**Problem to solve:** Note each line of the listing that contains the string "слишком", and copy it.

Data entries
•••
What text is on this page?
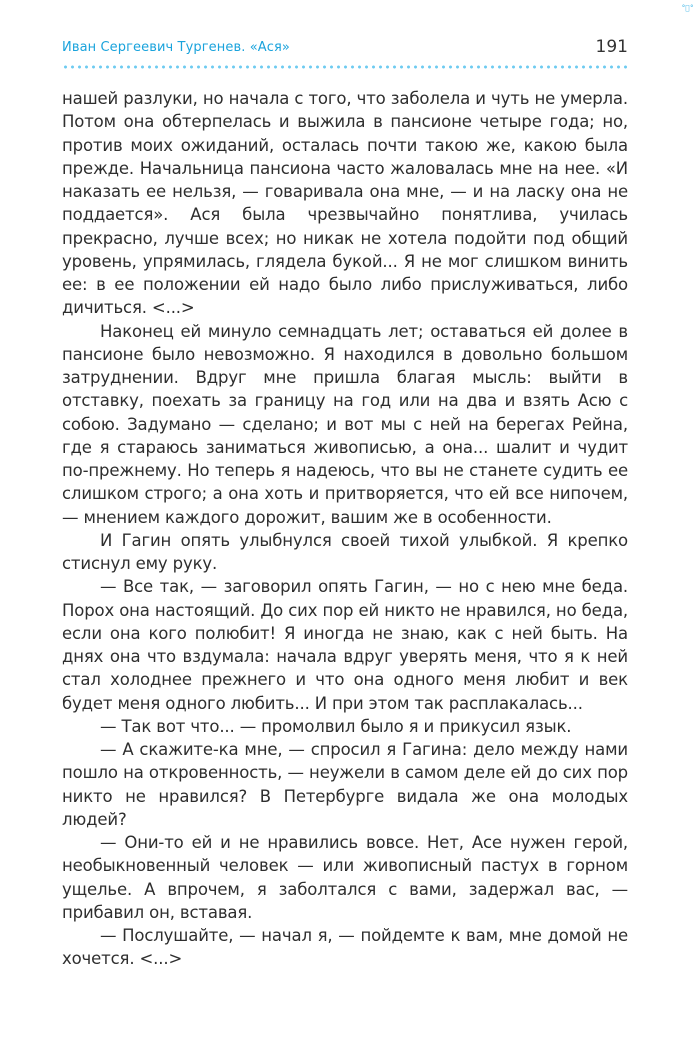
°ঃ°
Иван Сергеевич Тургенев. «Ася»	191

нашей разлуки, но начала с того, что заболела и чуть не умерла. Потом она обтерпелась и выжила в пансионе четыре года; но, против моих ожиданий, осталась почти такою же, какою была прежде. Начальница пансиона часто жаловалась мне на нее. «И наказать ее нельзя, — говаривала она мне, — и на ласку она не поддается». Ася была чрезвычайно понятлива, училась прекрасно, лучше всех; но никак не хотела подойти под общий уровень, упрямилась, глядела букой... Я не мог слишком винить ее: в ее положении ей надо было либо прислуживаться, либо дичиться. <...>

Наконец ей минуло семнадцать лет; оставаться ей долее в пансионе было невозможно. Я находился в довольно большом затруднении. Вдруг мне пришла благая мысль: выйти в отставку, поехать за границу на год или на два и взять Асю с собою. Задумано — сделано; и вот мы с ней на берегах Рейна, где я стараюсь заниматься живописью, а она... шалит и чудит по-прежнему. Но теперь я надеюсь, что вы не станете судить ее слишком строго; а она хоть и притворяется, что ей все нипочем, — мнением каждого дорожит, вашим же в особенности.

И Гагин опять улыбнулся своей тихой улыбкой. Я крепко стиснул ему руку.

— Все так, — заговорил опять Гагин, — но с нею мне беда. Порох она настоящий. До сих пор ей никто не нравился, но беда, если она кого полюбит! Я иногда не знаю, как с ней быть. На днях она что вздумала: начала вдруг уверять меня, что я к ней стал холоднее прежнего и что она одного меня любит и век будет меня одного любить... И при этом так расплакалась...

— Так вот что... — промолвил было я и прикусил язык.

— А скажите-ка мне, — спросил я Гагина: дело между нами пошло на откровенность, — неужели в самом деле ей до сих пор никто не нравился? В Петербурге видала же она молодых людей?

— Они-то ей и не нравились вовсе. Нет, Асе нужен герой, необыкновенный человек — или живописный пастух в горном ущелье. А впрочем, я заболтался с вами, задержал вас, — прибавил он, вставая.

— Послушайте, — начал я, — пойдемте к вам, мне домой не хочется. <...>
•••
**Solution to this problem:**
нашей разлуки, но начала с того, что заболела и чуть не умерла. Потом она обтерпелась и выжила в пансионе четыре года; но, против моих ожиданий, осталась почти такою же, какою была прежде. Начальница пансиона часто жаловалась мне на нее. «И наказать ее нельзя, — говаривала она мне, — и на ласку она не поддается». Ася была чрезвычайно понятлива, училась прекрасно, лучше всех; но никак не хотела подойти под общий уровень, упрямилась, глядела букой... Я не мог слишком винить ее: в ее положении ей надо было либо прислуживаться, либо дичиться. <...>
Наконец ей минуло семнадцать лет; оставаться ей долее в пансионе было невозможно. Я находился в довольно большом затруднении. Вдруг мне пришла благая мысль: выйти в отставку, поехать за границу на год или на два и взять Асю с собою. Задумано — сделано; и вот мы с ней на берегах Рейна, где я стараюсь заниматься живописью, а она... шалит и чудит по-прежнему. Но теперь я надеюсь, что вы не станете судить ее слишком строго; а она хоть и притворяется, что ей все нипочем, — мнением каждого дорожит, вашим же в особенности.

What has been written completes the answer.